Element and region data >>
════════

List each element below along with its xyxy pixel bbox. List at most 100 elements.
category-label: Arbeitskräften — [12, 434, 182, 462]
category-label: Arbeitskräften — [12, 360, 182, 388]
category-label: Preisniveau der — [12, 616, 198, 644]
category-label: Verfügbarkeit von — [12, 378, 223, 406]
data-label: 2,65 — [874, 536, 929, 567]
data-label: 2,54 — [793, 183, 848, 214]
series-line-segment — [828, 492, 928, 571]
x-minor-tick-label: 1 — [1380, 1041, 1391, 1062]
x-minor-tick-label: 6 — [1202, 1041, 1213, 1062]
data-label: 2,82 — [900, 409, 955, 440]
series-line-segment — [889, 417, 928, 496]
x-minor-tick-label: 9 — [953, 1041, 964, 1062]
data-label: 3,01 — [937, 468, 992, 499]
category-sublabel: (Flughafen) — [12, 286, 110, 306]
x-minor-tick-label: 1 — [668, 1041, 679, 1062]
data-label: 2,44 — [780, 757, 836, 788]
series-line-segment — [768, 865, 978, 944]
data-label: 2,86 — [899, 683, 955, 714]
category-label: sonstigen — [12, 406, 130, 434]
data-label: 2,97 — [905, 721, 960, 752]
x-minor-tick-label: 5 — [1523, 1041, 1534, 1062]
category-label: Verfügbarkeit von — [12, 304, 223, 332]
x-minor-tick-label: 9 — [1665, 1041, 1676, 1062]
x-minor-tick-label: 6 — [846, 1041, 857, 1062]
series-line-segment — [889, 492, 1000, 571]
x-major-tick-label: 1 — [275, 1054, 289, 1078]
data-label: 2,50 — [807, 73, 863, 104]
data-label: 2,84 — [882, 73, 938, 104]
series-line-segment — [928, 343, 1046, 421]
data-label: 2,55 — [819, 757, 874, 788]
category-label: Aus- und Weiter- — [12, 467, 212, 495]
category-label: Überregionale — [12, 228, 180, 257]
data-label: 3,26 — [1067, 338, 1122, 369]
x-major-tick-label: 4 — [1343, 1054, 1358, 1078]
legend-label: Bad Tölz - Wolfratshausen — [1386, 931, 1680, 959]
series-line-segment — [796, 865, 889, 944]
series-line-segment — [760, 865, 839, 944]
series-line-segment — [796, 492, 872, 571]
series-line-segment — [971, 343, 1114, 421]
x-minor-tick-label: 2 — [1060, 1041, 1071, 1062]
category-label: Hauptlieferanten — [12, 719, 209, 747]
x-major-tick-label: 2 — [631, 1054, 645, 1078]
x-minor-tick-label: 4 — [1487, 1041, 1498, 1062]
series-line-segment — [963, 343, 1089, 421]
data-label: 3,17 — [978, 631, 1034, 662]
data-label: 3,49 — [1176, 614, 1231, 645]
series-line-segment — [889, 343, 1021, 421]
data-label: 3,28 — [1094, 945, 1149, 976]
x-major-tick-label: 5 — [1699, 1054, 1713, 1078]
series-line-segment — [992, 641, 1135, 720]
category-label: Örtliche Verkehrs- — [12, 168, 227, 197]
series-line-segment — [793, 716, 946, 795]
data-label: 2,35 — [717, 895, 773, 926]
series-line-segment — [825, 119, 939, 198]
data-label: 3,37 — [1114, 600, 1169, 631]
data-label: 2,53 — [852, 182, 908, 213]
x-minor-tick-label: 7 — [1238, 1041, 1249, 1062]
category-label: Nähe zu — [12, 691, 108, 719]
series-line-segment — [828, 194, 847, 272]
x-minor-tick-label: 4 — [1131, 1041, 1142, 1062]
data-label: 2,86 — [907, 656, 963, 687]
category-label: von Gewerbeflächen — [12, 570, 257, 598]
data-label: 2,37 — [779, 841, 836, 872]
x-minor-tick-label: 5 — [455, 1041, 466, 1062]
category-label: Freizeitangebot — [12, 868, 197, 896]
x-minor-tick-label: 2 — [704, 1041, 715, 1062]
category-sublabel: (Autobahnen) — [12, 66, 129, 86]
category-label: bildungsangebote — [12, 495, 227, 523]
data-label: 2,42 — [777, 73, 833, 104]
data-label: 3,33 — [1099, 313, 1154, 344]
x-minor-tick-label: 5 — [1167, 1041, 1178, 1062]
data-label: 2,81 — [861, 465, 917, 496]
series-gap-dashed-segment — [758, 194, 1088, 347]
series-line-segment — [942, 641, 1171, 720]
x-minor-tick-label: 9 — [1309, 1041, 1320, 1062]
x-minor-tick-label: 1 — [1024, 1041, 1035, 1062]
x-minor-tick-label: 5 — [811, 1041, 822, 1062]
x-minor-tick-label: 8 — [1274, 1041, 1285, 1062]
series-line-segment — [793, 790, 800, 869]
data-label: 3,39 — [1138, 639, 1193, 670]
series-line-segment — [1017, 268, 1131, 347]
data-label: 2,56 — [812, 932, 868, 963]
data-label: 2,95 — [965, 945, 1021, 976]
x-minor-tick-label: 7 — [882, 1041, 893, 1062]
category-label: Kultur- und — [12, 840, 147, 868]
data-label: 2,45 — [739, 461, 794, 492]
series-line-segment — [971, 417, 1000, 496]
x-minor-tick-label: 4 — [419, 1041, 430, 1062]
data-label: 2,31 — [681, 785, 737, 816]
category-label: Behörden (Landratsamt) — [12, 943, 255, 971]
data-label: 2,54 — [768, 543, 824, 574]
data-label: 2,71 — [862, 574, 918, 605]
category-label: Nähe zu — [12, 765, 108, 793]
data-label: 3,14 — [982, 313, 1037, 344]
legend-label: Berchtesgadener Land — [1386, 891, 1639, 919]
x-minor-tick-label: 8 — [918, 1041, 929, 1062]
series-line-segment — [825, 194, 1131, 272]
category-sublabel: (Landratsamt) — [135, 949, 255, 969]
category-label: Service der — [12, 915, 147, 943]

════════

WRITTEN PROBLEM >> Rewrite all of the data above, changing every "data-label" to "value-label" and leaving everything else as it is.

ANSWER BELOW >>
List each element below along with its xyxy pixel bbox. List at most 100 elements.
category-label: Arbeitskräften — [12, 434, 182, 462]
category-label: Arbeitskräften — [12, 360, 182, 388]
category-label: Preisniveau der — [12, 616, 198, 644]
category-label: Verfügbarkeit von — [12, 378, 223, 406]
value-label: 2,65 — [874, 536, 929, 567]
value-label: 2,54 — [793, 183, 848, 214]
series-line-segment — [828, 492, 928, 571]
x-minor-tick-label: 1 — [1380, 1041, 1391, 1062]
x-minor-tick-label: 6 — [1202, 1041, 1213, 1062]
value-label: 2,82 — [900, 409, 955, 440]
series-line-segment — [889, 417, 928, 496]
x-minor-tick-label: 9 — [953, 1041, 964, 1062]
value-label: 3,01 — [937, 468, 992, 499]
category-sublabel: (Flughafen) — [12, 286, 110, 306]
x-minor-tick-label: 1 — [668, 1041, 679, 1062]
value-label: 2,44 — [780, 757, 836, 788]
series-line-segment — [768, 865, 978, 944]
value-label: 2,86 — [899, 683, 955, 714]
category-label: sonstigen — [12, 406, 130, 434]
value-label: 2,97 — [905, 721, 960, 752]
x-minor-tick-label: 5 — [1523, 1041, 1534, 1062]
category-label: Verfügbarkeit von — [12, 304, 223, 332]
x-minor-tick-label: 9 — [1665, 1041, 1676, 1062]
x-minor-tick-label: 6 — [846, 1041, 857, 1062]
series-line-segment — [889, 492, 1000, 571]
x-major-tick-label: 1 — [275, 1054, 289, 1078]
value-label: 2,50 — [807, 73, 863, 104]
value-label: 2,84 — [882, 73, 938, 104]
series-line-segment — [928, 343, 1046, 421]
value-label: 2,55 — [819, 757, 874, 788]
category-label: Aus- und Weiter- — [12, 467, 212, 495]
category-label: Überregionale — [12, 228, 180, 257]
value-label: 3,26 — [1067, 338, 1122, 369]
x-major-tick-label: 4 — [1343, 1054, 1358, 1078]
legend-label: Bad Tölz - Wolfratshausen — [1386, 931, 1680, 959]
series-line-segment — [796, 865, 889, 944]
series-line-segment — [760, 865, 839, 944]
series-line-segment — [796, 492, 872, 571]
series-line-segment — [971, 343, 1114, 421]
x-minor-tick-label: 2 — [1060, 1041, 1071, 1062]
category-label: Hauptlieferanten — [12, 719, 209, 747]
x-major-tick-label: 2 — [631, 1054, 645, 1078]
x-minor-tick-label: 4 — [1487, 1041, 1498, 1062]
series-line-segment — [963, 343, 1089, 421]
value-label: 3,17 — [978, 631, 1034, 662]
value-label: 3,49 — [1176, 614, 1231, 645]
series-line-segment — [889, 343, 1021, 421]
value-label: 3,28 — [1094, 945, 1149, 976]
x-major-tick-label: 5 — [1699, 1054, 1713, 1078]
series-line-segment — [992, 641, 1135, 720]
category-label: Örtliche Verkehrs- — [12, 168, 227, 197]
series-line-segment — [793, 716, 946, 795]
value-label: 2,35 — [717, 895, 773, 926]
series-line-segment — [825, 119, 939, 198]
value-label: 3,37 — [1114, 600, 1169, 631]
value-label: 2,53 — [852, 182, 908, 213]
x-minor-tick-label: 7 — [1238, 1041, 1249, 1062]
category-label: Nähe zu — [12, 691, 108, 719]
series-line-segment — [828, 194, 847, 272]
x-minor-tick-label: 4 — [1131, 1041, 1142, 1062]
value-label: 2,86 — [907, 656, 963, 687]
category-label: von Gewerbeflächen — [12, 570, 257, 598]
value-label: 2,37 — [779, 841, 836, 872]
x-minor-tick-label: 5 — [455, 1041, 466, 1062]
category-label: Freizeitangebot — [12, 868, 197, 896]
x-minor-tick-label: 2 — [704, 1041, 715, 1062]
category-sublabel: (Autobahnen) — [12, 66, 129, 86]
category-label: bildungsangebote — [12, 495, 227, 523]
value-label: 2,42 — [777, 73, 833, 104]
value-label: 3,33 — [1099, 313, 1154, 344]
x-minor-tick-label: 5 — [1167, 1041, 1178, 1062]
value-label: 2,81 — [861, 465, 917, 496]
series-gap-dashed-segment — [758, 194, 1088, 347]
series-line-segment — [942, 641, 1171, 720]
x-minor-tick-label: 9 — [1309, 1041, 1320, 1062]
x-minor-tick-label: 1 — [1024, 1041, 1035, 1062]
x-minor-tick-label: 5 — [811, 1041, 822, 1062]
x-minor-tick-label: 8 — [1274, 1041, 1285, 1062]
series-line-segment — [793, 790, 800, 869]
value-label: 3,39 — [1138, 639, 1193, 670]
series-line-segment — [1017, 268, 1131, 347]
value-label: 2,56 — [812, 932, 868, 963]
value-label: 2,95 — [965, 945, 1021, 976]
x-minor-tick-label: 7 — [882, 1041, 893, 1062]
category-label: Kultur- und — [12, 840, 147, 868]
value-label: 2,45 — [739, 461, 794, 492]
series-line-segment — [971, 417, 1000, 496]
x-minor-tick-label: 4 — [419, 1041, 430, 1062]
value-label: 2,31 — [681, 785, 737, 816]
category-label: Behörden (Landratsamt) — [12, 943, 255, 971]
value-label: 2,54 — [768, 543, 824, 574]
value-label: 2,71 — [862, 574, 918, 605]
category-label: Nähe zu — [12, 765, 108, 793]
value-label: 3,14 — [982, 313, 1037, 344]
legend-label: Berchtesgadener Land — [1386, 891, 1639, 919]
x-minor-tick-label: 8 — [918, 1041, 929, 1062]
series-line-segment — [825, 194, 1131, 272]
category-sublabel: (Landratsamt) — [135, 949, 255, 969]
category-label: Service der — [12, 915, 147, 943]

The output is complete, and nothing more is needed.